Lines of data:
Begin

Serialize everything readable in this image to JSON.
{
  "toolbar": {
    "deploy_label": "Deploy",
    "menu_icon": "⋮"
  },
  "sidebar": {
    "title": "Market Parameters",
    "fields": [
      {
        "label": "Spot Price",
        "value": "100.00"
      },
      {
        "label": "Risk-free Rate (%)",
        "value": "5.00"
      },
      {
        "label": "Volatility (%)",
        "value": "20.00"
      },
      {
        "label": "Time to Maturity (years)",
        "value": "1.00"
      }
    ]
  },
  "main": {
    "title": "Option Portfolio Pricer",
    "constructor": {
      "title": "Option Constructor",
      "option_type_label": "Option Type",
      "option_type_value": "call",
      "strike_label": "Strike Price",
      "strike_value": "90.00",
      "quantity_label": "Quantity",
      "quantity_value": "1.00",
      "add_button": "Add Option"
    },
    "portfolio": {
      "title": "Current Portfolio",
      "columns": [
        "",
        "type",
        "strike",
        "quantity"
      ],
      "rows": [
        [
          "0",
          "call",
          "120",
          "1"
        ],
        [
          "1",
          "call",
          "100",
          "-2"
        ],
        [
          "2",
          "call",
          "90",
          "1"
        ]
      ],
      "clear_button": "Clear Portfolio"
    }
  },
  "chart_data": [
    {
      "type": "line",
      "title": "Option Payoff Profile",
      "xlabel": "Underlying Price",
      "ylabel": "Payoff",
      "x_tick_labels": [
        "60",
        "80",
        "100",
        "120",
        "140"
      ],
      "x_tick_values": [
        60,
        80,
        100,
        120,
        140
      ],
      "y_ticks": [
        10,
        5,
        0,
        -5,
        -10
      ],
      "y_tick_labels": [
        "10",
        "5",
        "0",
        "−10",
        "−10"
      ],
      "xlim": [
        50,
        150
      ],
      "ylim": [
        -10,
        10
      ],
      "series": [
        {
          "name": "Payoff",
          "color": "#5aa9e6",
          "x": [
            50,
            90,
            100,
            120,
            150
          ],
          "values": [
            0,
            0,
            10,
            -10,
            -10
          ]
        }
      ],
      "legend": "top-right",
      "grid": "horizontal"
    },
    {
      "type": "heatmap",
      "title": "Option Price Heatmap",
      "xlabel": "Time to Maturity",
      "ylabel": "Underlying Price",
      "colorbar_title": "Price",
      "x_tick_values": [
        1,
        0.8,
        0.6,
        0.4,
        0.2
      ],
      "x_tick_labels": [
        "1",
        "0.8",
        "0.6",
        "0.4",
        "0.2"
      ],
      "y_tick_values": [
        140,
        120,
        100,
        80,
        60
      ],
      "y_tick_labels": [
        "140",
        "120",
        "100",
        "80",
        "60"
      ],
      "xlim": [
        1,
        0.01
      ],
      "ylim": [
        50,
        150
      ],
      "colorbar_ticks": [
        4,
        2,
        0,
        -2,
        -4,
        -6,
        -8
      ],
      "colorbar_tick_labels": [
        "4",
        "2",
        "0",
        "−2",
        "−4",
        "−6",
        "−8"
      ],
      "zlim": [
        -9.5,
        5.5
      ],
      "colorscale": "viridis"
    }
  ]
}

End

Reproduce the complete data exactly as presented above.

Serialize everything readable in this image to JSON.
{
  "toolbar": {
    "deploy_label": "Deploy",
    "menu_icon": "⋮"
  },
  "sidebar": {
    "title": "Market Parameters",
    "fields": [
      {
        "label": "Spot Price",
        "value": "100.00"
      },
      {
        "label": "Risk-free Rate (%)",
        "value": "5.00"
      },
      {
        "label": "Volatility (%)",
        "value": "20.00"
      },
      {
        "label": "Time to Maturity (years)",
        "value": "1.00"
      }
    ]
  },
  "main": {
    "title": "Option Portfolio Pricer",
    "constructor": {
      "title": "Option Constructor",
      "option_type_label": "Option Type",
      "option_type_value": "call",
      "strike_label": "Strike Price",
      "strike_value": "90.00",
      "quantity_label": "Quantity",
      "quantity_value": "1.00",
      "add_button": "Add Option"
    },
    "portfolio": {
      "title": "Current Portfolio",
      "columns": [
        "",
        "type",
        "strike",
        "quantity"
      ],
      "rows": [
        [
          "0",
          "call",
          "120",
          "1"
        ],
        [
          "1",
          "call",
          "100",
          "-2"
        ],
        [
          "2",
          "call",
          "90",
          "1"
        ]
      ],
      "clear_button": "Clear Portfolio"
    }
  },
  "chart_data": [
    {
      "type": "line",
      "title": "Option Payoff Profile",
      "xlabel": "Underlying Price",
      "ylabel": "Payoff",
      "x_tick_labels": [
        "60",
        "80",
        "100",
        "120",
        "140"
      ],
      "x_tick_values": [
        60,
        80,
        100,
        120,
        140
      ],
      "y_ticks": [
        10,
        5,
        0,
        -5,
        -10
      ],
      "y_tick_labels": [
        "10",
        "5",
        "0",
        "−10",
        "−10"
      ],
      "xlim": [
        50,
        150
      ],
      "ylim": [
        -10,
        10
      ],
      "series": [
        {
          "name": "Payoff",
          "color": "#5aa9e6",
          "x": [
            50,
            90,
            100,
            120,
            150
          ],
          "values": [
            0,
            0,
            10,
            -10,
            -10
          ]
        }
      ],
      "legend": "top-right",
      "grid": "horizontal"
    },
    {
      "type": "heatmap",
      "title": "Option Price Heatmap",
      "xlabel": "Time to Maturity",
      "ylabel": "Underlying Price",
      "colorbar_title": "Price",
      "x_tick_values": [
        1,
        0.8,
        0.6,
        0.4,
        0.2
      ],
      "x_tick_labels": [
        "1",
        "0.8",
        "0.6",
        "0.4",
        "0.2"
      ],
      "y_tick_values": [
        140,
        120,
        100,
        80,
        60
      ],
      "y_tick_labels": [
        "140",
        "120",
        "100",
        "80",
        "60"
      ],
      "xlim": [
        1,
        0.01
      ],
      "ylim": [
        50,
        150
      ],
      "colorbar_ticks": [
        4,
        2,
        0,
        -2,
        -4,
        -6,
        -8
      ],
      "colorbar_tick_labels": [
        "4",
        "2",
        "0",
        "−2",
        "−4",
        "−6",
        "−8"
      ],
      "zlim": [
        -9.5,
        5.5
      ],
      "colorscale": "viridis"
    }
  ]
}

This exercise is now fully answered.